List of tasks:
1) Answer these three questions using the text on RIM's PlayBook mistakes:
(a) In what month and year did RIM launch the PlayBook?
(b) Which two carriers scrapped their launch plans at the last minute?
(c) In conjunction with which launch does RIM look about to make critical mistake No. 4?
2) Pick up the text on RIM's PlayBook mistakes after its final sentence and carry it forward.

*** Opening of Provided text ***

2. RIM launched the PlayBook tablet in April 2011 without native applications for email, contacts, calendar and so forth. They assumed that people would access this information through their BlackBerry. The problem here was that many users had already ditched their BlackBerry for an iPhone or Android, and this usage scenario therefore was simply out of touch with reality. As a result, the journalistic corps laughed RIM out of the room and the PlayBook became a commercial failure.
3. Another mistake with the PlayBook launch was that it left a hole open for surfing the web through the "Bridge" connection with the BlackBerry without the carriers being able to control or charge for this functionality. Rightly or wrongly, this upset carriers such as AT&T (T) and Verizon (VZ) greatly, and both companies scrapped their launch plans last minute as a result. Remember, this was January/February 2011, before the first Android 3.0 tablet had been made available, and RIM could have been a significant alternative to Android had it not screwed this up.
With that sad trip down memory lane as a quick refresh (or cold shower), it looks like RIM is about to make critical mistake No. 4 in conjunction with the launch of BlackBerry 10.

*** Close of Provided text ***
*** Opening of Extracted entries ***

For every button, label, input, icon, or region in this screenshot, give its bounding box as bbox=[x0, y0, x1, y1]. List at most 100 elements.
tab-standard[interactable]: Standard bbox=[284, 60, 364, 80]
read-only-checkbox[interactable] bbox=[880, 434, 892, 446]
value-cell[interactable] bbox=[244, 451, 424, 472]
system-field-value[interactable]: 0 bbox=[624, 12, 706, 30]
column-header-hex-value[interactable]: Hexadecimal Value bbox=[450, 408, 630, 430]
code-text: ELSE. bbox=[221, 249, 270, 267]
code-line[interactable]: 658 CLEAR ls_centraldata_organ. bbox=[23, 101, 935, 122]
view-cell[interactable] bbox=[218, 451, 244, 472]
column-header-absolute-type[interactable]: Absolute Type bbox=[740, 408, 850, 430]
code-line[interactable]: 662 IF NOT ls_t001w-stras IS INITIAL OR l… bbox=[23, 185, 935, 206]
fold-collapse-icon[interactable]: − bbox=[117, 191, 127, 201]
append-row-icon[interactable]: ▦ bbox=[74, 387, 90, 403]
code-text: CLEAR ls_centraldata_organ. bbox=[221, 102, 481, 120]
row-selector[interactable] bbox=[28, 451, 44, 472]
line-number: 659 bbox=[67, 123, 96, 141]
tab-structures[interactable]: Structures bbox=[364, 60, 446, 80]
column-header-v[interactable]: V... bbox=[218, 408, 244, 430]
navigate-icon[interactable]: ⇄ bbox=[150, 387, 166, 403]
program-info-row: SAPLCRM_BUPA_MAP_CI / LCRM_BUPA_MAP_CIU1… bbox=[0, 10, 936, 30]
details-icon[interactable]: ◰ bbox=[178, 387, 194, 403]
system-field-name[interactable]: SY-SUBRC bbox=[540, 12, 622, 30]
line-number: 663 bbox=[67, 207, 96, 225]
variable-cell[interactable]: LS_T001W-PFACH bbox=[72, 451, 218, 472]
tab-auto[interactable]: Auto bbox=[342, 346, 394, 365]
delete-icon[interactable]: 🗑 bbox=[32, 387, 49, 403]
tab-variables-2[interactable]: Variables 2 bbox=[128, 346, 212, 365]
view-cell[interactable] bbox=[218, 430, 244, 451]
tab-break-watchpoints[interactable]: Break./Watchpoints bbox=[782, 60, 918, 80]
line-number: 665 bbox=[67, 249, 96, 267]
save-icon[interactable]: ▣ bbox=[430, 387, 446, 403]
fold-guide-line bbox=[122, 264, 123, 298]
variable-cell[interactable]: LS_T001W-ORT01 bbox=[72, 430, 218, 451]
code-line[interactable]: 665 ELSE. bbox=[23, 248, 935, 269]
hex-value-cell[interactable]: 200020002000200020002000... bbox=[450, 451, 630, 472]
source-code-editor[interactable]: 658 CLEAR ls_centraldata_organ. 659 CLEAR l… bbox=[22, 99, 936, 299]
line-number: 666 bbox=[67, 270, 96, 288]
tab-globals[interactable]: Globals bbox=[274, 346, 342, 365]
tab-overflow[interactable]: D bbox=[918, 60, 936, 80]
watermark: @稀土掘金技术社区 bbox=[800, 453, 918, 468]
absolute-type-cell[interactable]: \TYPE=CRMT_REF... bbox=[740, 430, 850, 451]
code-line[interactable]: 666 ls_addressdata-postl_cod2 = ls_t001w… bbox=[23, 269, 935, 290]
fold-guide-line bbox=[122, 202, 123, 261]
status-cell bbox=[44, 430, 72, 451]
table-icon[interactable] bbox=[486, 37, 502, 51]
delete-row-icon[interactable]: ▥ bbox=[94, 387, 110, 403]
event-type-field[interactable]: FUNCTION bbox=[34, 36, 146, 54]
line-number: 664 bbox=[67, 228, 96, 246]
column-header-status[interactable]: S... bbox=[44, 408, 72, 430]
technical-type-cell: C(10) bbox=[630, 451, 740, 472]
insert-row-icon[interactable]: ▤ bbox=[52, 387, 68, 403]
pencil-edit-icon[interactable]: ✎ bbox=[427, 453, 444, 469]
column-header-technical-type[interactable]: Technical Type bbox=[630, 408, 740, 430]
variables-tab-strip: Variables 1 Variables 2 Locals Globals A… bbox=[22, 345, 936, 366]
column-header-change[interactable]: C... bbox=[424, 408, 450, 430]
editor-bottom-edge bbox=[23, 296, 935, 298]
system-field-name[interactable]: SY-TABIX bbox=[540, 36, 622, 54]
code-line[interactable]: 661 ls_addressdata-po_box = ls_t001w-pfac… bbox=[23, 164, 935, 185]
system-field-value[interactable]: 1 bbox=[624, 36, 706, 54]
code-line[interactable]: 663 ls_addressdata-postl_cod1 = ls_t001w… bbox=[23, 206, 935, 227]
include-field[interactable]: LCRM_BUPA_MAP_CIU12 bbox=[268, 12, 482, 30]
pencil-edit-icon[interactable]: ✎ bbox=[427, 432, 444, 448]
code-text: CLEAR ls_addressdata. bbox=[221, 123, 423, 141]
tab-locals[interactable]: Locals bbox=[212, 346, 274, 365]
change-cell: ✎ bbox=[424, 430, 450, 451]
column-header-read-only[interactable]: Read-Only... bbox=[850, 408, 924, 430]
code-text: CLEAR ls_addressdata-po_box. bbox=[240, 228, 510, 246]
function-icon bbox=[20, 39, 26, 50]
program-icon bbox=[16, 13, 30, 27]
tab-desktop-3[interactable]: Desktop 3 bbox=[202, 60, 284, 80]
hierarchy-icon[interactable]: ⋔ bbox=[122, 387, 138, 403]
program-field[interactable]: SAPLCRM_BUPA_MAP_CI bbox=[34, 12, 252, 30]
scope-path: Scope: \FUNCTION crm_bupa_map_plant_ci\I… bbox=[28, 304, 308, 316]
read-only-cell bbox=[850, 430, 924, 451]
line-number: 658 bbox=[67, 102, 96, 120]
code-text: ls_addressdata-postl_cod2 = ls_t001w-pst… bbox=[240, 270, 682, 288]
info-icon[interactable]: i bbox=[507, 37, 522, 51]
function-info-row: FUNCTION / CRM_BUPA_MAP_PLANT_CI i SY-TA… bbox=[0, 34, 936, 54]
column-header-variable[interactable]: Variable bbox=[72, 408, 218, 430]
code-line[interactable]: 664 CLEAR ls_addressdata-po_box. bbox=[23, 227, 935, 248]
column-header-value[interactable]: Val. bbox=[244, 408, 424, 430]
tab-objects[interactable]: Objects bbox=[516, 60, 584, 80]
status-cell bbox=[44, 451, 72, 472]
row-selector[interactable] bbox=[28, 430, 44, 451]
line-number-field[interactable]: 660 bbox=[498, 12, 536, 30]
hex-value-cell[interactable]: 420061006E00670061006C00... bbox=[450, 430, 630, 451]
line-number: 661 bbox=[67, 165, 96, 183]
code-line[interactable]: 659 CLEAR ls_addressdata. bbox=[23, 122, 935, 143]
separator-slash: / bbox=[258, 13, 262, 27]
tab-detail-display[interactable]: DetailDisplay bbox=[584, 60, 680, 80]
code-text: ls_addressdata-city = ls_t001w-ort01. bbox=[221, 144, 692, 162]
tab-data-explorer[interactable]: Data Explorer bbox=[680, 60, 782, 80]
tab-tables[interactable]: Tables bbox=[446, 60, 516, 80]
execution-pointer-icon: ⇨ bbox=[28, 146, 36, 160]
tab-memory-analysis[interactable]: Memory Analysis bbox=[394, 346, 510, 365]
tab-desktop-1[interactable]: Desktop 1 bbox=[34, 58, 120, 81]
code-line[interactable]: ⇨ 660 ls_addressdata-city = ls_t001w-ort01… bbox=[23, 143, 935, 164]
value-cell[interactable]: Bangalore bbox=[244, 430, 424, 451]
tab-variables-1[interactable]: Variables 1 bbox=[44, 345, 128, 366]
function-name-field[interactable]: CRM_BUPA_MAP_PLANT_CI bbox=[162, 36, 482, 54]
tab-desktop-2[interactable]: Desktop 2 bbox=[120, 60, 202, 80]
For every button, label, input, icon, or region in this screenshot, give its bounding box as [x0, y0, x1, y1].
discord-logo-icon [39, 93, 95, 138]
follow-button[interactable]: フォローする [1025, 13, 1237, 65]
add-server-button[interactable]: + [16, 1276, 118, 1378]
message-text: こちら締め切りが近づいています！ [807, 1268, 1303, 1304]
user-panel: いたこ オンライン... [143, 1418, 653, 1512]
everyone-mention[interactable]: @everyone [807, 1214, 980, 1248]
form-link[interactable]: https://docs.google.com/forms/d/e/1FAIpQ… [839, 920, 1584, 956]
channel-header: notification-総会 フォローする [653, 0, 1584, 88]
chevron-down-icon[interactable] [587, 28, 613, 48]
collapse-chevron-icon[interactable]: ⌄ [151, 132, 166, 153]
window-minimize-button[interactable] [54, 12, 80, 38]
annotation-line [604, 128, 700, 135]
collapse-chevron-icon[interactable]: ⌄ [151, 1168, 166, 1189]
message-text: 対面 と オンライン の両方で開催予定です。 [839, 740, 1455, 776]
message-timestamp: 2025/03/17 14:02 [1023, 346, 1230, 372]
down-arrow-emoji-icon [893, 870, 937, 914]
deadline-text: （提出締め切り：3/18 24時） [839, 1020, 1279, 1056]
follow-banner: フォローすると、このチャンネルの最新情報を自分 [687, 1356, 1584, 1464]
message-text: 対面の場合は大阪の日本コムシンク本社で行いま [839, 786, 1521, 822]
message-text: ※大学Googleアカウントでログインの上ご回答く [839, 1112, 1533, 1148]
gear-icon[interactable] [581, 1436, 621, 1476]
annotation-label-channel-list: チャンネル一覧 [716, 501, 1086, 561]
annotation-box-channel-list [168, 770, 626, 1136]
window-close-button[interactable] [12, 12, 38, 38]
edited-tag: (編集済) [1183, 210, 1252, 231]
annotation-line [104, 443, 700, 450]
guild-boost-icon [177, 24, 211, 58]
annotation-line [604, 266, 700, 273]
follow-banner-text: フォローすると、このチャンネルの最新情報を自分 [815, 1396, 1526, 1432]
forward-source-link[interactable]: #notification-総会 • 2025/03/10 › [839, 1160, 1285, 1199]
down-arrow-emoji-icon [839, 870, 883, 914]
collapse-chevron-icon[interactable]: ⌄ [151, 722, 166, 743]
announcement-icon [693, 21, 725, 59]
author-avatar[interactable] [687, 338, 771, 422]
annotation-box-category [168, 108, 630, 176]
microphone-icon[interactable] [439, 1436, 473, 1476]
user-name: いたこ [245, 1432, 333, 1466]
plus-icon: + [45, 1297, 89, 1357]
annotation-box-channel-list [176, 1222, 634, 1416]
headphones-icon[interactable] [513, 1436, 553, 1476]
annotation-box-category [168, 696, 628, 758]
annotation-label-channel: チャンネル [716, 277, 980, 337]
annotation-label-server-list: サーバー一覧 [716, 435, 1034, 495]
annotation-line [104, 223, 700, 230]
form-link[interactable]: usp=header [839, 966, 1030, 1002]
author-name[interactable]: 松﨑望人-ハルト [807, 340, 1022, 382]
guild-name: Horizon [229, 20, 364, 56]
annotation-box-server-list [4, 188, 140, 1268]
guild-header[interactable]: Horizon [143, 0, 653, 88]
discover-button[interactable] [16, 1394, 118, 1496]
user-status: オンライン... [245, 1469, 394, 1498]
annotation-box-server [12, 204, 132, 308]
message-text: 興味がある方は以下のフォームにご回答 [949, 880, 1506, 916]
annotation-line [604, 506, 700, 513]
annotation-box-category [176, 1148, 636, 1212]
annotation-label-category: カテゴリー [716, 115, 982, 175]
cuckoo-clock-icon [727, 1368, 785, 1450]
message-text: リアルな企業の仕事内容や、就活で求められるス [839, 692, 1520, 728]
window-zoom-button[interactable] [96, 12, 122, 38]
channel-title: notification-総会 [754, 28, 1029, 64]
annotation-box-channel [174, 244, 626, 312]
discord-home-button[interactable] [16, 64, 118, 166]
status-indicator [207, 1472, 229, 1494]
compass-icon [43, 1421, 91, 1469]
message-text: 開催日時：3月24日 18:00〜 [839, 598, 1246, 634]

*** Close of Extracted entries ***

Task responses:
1)
(a) April 2011
(b) AT&T and Verizon
(c) BlackBerry 10

2)
Consider this: RIM is about to launch a new operating system, a new ecosystem. It has fallen behind dramatically as Android, iOS and Windows 7 and 8 have convinced the market that they have staying power.RIM does not have that level of confidence in the market right now. With this backdrop, RIM is launching a whole new OS. What is the thing you don't want to do in this situation, assuming you actually want people to buy this product and try it? Force people into two-year contracts with traditional cell phone carriers, that's what. At a press conference Tuesday, the CEO of RIM was asked if RIM would be selling BlackBerry 10 directly to consumers for cash, so that they could stick any SIM card into it. He said no. People will be curious about BlackBerry 10, and hopefully for good reason. It may turn out to be a path-breaking product that catapults RIM "back into the game" just like Apple made its comeback after Steve Jobs returned in 1997.